TASK REQUIREMENTS:
Transcribe the records that follow, preserving every word.

RECORDED DATA:
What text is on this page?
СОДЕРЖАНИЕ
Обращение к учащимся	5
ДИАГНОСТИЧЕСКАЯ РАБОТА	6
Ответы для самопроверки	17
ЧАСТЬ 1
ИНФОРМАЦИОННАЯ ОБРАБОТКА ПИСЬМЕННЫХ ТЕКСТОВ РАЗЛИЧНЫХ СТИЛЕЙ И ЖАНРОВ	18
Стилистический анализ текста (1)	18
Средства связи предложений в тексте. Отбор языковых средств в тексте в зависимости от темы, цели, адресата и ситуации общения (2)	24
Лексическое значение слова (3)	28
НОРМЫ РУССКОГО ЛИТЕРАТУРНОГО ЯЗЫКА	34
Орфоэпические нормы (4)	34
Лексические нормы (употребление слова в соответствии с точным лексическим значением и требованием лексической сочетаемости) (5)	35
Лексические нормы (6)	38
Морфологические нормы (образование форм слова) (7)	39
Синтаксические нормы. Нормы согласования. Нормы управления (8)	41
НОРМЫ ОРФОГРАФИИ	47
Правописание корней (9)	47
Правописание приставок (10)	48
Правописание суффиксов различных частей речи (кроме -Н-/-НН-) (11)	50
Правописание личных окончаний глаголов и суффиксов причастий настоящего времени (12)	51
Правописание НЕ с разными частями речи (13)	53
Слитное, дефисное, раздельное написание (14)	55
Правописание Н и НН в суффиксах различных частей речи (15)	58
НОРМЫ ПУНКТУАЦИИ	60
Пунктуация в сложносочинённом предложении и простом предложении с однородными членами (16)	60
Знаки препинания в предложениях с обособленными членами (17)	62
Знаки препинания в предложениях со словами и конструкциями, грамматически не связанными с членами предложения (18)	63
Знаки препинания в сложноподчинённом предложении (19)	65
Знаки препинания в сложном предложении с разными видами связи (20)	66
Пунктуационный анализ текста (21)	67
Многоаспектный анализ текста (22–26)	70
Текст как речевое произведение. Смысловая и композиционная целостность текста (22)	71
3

ANSWER TO THIS TASK:
What text is on this page?
СОДЕРЖАНИЕ
Обращение к учащимся	5
ДИАГНОСТИЧЕСКАЯ РАБОТА	6
Ответы для самопроверки	17
ЧАСТЬ 1
ИНФОРМАЦИОННАЯ ОБРАБОТКА ПИСЬМЕННЫХ ТЕКСТОВ РАЗЛИЧНЫХ СТИЛЕЙ И ЖАНРОВ	18
Стилистический анализ текста (1)	18
Средства связи предложений в тексте. Отбор языковых средств в тексте в зависимости от темы, цели, адресата и ситуации общения (2)	24
Лексическое значение слова (3)	28
НОРМЫ РУССКОГО ЛИТЕРАТУРНОГО ЯЗЫКА	34
Орфоэпические нормы (4)	34
Лексические нормы (употребление слова в соответствии с точным лексическим значением и требованием лексической сочетаемости) (5)	35
Лексические нормы (6)	38
Морфологические нормы (образование форм слова) (7)	39
Синтаксические нормы. Нормы согласования. Нормы управления (8)	41
НОРМЫ ОРФОГРАФИИ	47
Правописание корней (9)	47
Правописание приставок (10)	48
Правописание суффиксов различных частей речи (кроме -Н-/-НН-) (11)	50
Правописание личных окончаний глаголов и суффиксов причастий настоящего времени (12)	51
Правописание НЕ с разными частями речи (13)	53
Слитное, дефисное, раздельное написание (14)	55
Правописание Н и НН в суффиксах различных частей речи (15)	58
НОРМЫ ПУНКТУАЦИИ	60
Пунктуация в сложносочинённом предложении и простом предложении с однородными членами (16)	60
Знаки препинания в предложениях с обособленными членами (17)	62
Знаки препинания в предложениях со словами и конструкциями, грамматически не связанными с членами предложения (18)	63
Знаки препинания в сложноподчинённом предложении (19)	65
Знаки препинания в сложном предложении с разными видами связи (20)	66
Пунктуационный анализ текста (21)	67
Многоаспектный анализ текста (22–26)	70
Текст как речевое произведение. Смысловая и композиционная целостность текста (22)	71
3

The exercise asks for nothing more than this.